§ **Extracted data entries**
--- Begin ---

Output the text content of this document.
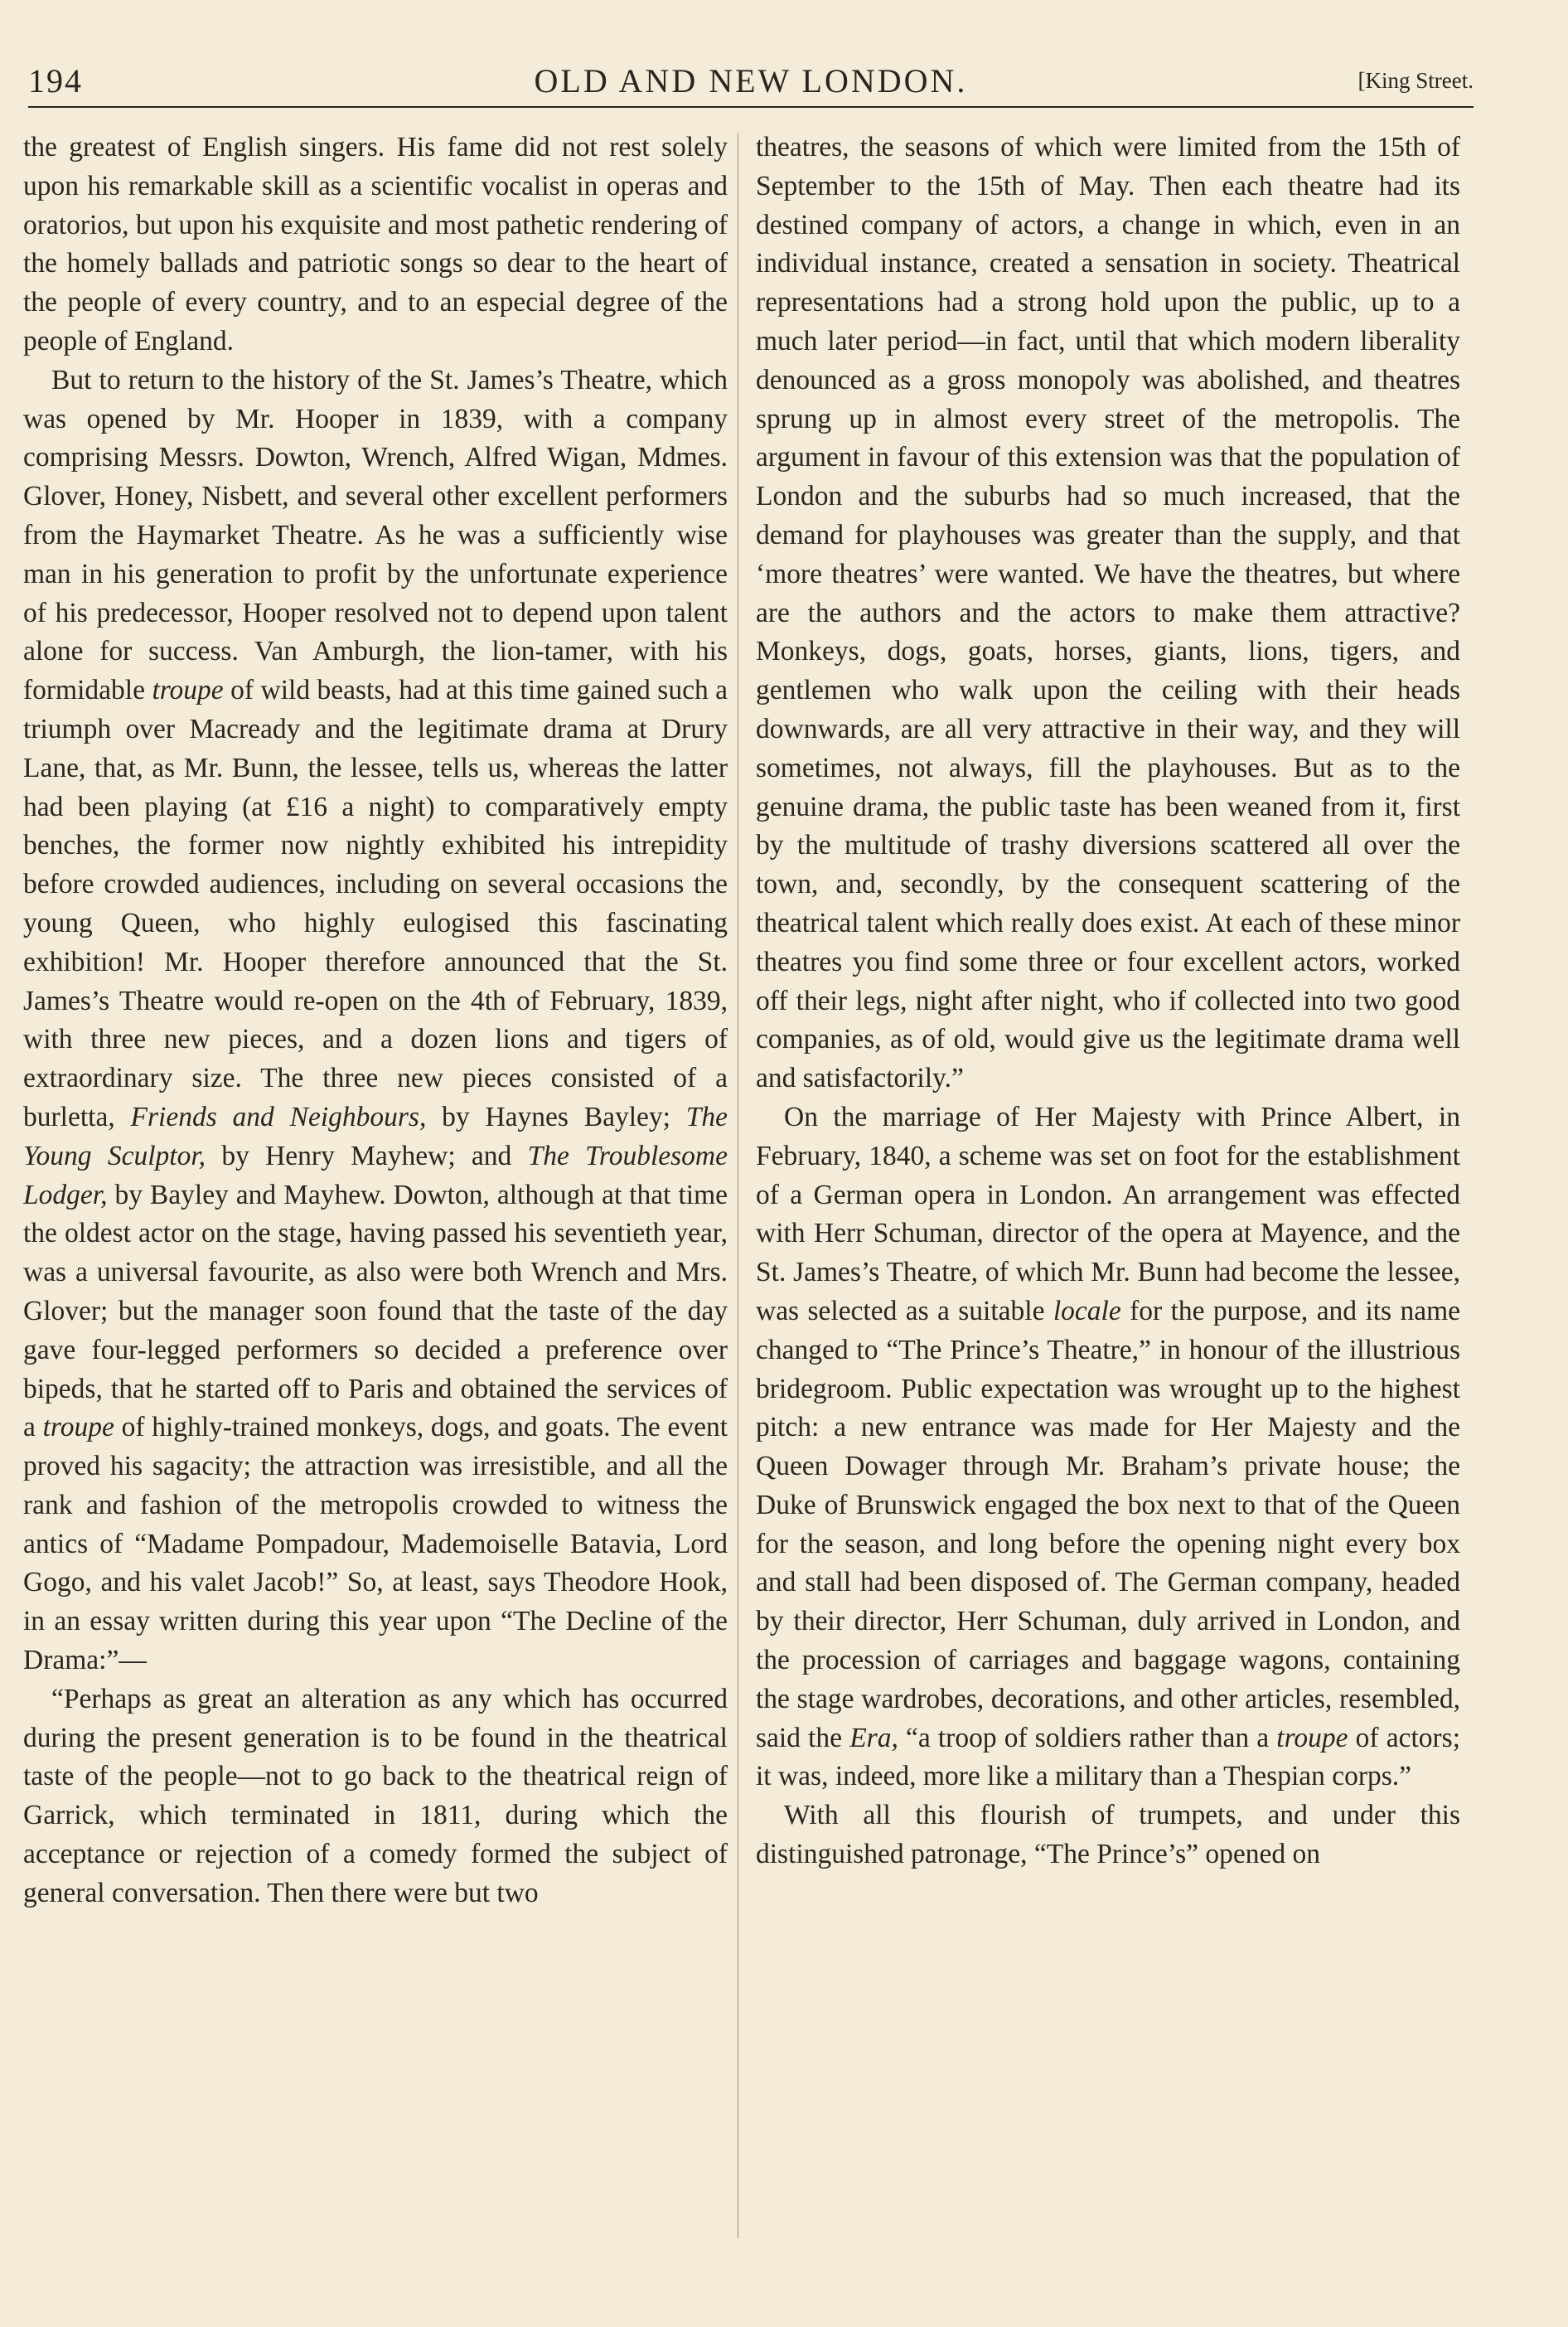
194	OLD AND NEW LONDON.	[King Street.

the greatest of English singers. His fame did not rest solely upon his remarkable skill as a scientific vocalist in operas and oratorios, but upon his exquisite and most pathetic rendering of the homely ballads and patriotic songs so dear to the heart of the people of every country, and to an especial degree of the people of England.

But to return to the history of the St. James’s Theatre, which was opened by Mr. Hooper in 1839, with a company comprising Messrs. Dowton, Wrench, Alfred Wigan, Mdmes. Glover, Honey, Nisbett, and several other excellent performers from the Haymarket Theatre. As he was a sufficiently wise man in his generation to profit by the unfortunate experience of his predecessor, Hooper resolved not to depend upon talent alone for success. Van Amburgh, the lion-tamer, with his formidable troupe of wild beasts, had at this time gained such a triumph over Macready and the legitimate drama at Drury Lane, that, as Mr. Bunn, the lessee, tells us, whereas the latter had been playing (at £16 a night) to comparatively empty benches, the former now nightly exhibited his intrepidity before crowded audiences, including on several occasions the young Queen, who highly eulogised this fascinating exhibition! Mr. Hooper therefore announced that the St. James’s Theatre would re-open on the 4th of February, 1839, with three new pieces, and a dozen lions and tigers of extraordinary size. The three new pieces consisted of a burletta, Friends and Neighbours, by Haynes Bayley; The Young Sculptor, by Henry Mayhew; and The Troublesome Lodger, by Bayley and Mayhew. Dowton, although at that time the oldest actor on the stage, having passed his seventieth year, was a universal favourite, as also were both Wrench and Mrs. Glover; but the manager soon found that the taste of the day gave four-legged performers so decided a preference over bipeds, that he started off to Paris and obtained the services of a troupe of highly-trained monkeys, dogs, and goats. The event proved his sagacity; the attraction was irresistible, and all the rank and fashion of the metropolis crowded to witness the antics of “Madame Pompadour, Mademoiselle Batavia, Lord Gogo, and his valet Jacob!” So, at least, says Theodore Hook, in an essay written during this year upon “The Decline of the Drama:”—

“Perhaps as great an alteration as any which has occurred during the present generation is to be found in the theatrical taste of the people—not to go back to the theatrical reign of Garrick, which terminated in 1811, during which the acceptance or rejection of a comedy formed the subject of general conversation. Then there were but two

theatres, the seasons of which were limited from the 15th of September to the 15th of May. Then each theatre had its destined company of actors, a change in which, even in an individual instance, created a sensation in society. Theatrical representations had a strong hold upon the public, up to a much later period—in fact, until that which modern liberality denounced as a gross monopoly was abolished, and theatres sprung up in almost every street of the metropolis. The argument in favour of this extension was that the population of London and the suburbs had so much increased, that the demand for playhouses was greater than the supply, and that ‘more theatres’ were wanted. We have the theatres, but where are the authors and the actors to make them attractive? Monkeys, dogs, goats, horses, giants, lions, tigers, and gentlemen who walk upon the ceiling with their heads downwards, are all very attractive in their way, and they will sometimes, not always, fill the playhouses. But as to the genuine drama, the public taste has been weaned from it, first by the multitude of trashy diversions scattered all over the town, and, secondly, by the consequent scattering of the theatrical talent which really does exist. At each of these minor theatres you find some three or four excellent actors, worked off their legs, night after night, who if collected into two good companies, as of old, would give us the legitimate drama well and satisfactorily.”

On the marriage of Her Majesty with Prince Albert, in February, 1840, a scheme was set on foot for the establishment of a German opera in London. An arrangement was effected with Herr Schuman, director of the opera at Mayence, and the St. James’s Theatre, of which Mr. Bunn had become the lessee, was selected as a suitable locale for the purpose, and its name changed to “The Prince’s Theatre,” in honour of the illustrious bridegroom. Public expectation was wrought up to the highest pitch: a new entrance was made for Her Majesty and the Queen Dowager through Mr. Braham’s private house; the Duke of Brunswick engaged the box next to that of the Queen for the season, and long before the opening night every box and stall had been disposed of. The German company, headed by their director, Herr Schuman, duly arrived in London, and the procession of carriages and baggage wagons, containing the stage wardrobes, decorations, and other articles, resembled, said the Era, “a troop of soldiers rather than a troupe of actors; it was, indeed, more like a military than a Thespian corps.”

With all this flourish of trumpets, and under this distinguished patronage, “The Prince’s” opened on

--- End ---

Return, from the data, each line that has the word "theatrical" in it.

§ **WRITTEN SOLUTION**
“Perhaps as great an alteration as any which has occurred during the present generation is to be found in the theatrical taste of the people—not to go back to the theatrical reign of Garrick, which terminated in 1811, during which the acceptance or rejection of a comedy formed the subject of general conversation. Then there were but two
theatres, the seasons of which were limited from the 15th of September to the 15th of May. Then each theatre had its destined company of actors, a change in which, even in an individual instance, created a sensation in society. Theatrical representations had a strong hold upon the public, up to a much later period—in fact, until that which modern liberality denounced as a gross monopoly was abolished, and theatres sprung up in almost every street of the metropolis. The argument in favour of this extension was that the population of London and the suburbs had so much increased, that the demand for playhouses was greater than the supply, and that ‘more theatres’ were wanted. We have the theatres, but where are the authors and the actors to make them attractive? Monkeys, dogs, goats, horses, giants, lions, tigers, and gentlemen who walk upon the ceiling with their heads downwards, are all very attractive in their way, and they will sometimes, not always, fill the playhouses. But as to the genuine drama, the public taste has been weaned from it, first by the multitude of trashy diversions scattered all over the town, and, secondly, by the consequent scattering of the theatrical talent which really does exist. At each of these minor theatres you find some three or four excellent actors, worked off their legs, night after night, who if collected into two good companies, as of old, would give us the legitimate drama well and satisfactorily.”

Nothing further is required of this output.